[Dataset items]
+ + +

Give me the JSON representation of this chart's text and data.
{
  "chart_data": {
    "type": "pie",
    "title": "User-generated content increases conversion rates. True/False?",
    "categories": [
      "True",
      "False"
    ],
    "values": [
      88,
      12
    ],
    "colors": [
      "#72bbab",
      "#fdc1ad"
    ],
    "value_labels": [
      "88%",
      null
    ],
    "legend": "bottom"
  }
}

+ + +

[Instructions for the task]
Write out the material exactly as given.

[Expected output]
Give me the JSON representation of this chart's text and data.
{
  "chart_data": {
    "type": "pie",
    "title": "User-generated content increases conversion rates. True/False?",
    "categories": [
      "True",
      "False"
    ],
    "values": [
      88,
      12
    ],
    "colors": [
      "#72bbab",
      "#fdc1ad"
    ],
    "value_labels": [
      "88%",
      null
    ],
    "legend": "bottom"
  }
}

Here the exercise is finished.